Items listed in a dataset
◆ ◆ ◆ ◆ ◆ ◆ ◆

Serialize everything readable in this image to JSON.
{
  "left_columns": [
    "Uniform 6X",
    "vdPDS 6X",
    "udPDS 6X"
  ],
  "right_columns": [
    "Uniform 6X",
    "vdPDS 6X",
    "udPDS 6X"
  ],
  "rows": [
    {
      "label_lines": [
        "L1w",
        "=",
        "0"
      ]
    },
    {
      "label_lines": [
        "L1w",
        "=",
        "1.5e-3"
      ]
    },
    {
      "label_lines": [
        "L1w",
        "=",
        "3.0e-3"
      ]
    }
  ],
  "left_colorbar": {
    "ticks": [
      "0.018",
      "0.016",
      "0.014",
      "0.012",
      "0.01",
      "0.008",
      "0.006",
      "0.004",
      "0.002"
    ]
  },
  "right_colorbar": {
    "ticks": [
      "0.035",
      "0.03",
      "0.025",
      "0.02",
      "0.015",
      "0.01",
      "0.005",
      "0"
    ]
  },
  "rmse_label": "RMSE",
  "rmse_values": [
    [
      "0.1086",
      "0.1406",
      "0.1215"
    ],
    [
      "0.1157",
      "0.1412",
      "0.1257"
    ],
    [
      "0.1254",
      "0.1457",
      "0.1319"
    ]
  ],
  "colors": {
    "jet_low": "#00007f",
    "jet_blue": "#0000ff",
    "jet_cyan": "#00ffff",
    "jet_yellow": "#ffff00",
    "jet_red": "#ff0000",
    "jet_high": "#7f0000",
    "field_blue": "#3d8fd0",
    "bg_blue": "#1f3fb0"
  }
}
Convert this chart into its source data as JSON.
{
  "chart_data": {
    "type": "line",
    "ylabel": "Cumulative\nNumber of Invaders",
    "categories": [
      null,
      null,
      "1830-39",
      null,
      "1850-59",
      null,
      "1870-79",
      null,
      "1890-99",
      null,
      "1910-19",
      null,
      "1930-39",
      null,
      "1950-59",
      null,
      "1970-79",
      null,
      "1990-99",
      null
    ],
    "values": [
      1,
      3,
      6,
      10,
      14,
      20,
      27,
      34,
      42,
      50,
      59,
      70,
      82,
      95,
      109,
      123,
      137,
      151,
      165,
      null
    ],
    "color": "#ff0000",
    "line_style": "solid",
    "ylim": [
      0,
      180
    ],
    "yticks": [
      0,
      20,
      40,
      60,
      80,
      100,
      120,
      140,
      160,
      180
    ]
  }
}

◆ ◆ ◆ ◆ ◆ ◆ ◆

## [WHAT IS BEING ASKED]
Gather and copy every line of the data in which the string "JSON" is found.

## [ANSWER TO THIS TASK]
Serialize everything readable in this image to JSON.
Convert this chart into its source data as JSON.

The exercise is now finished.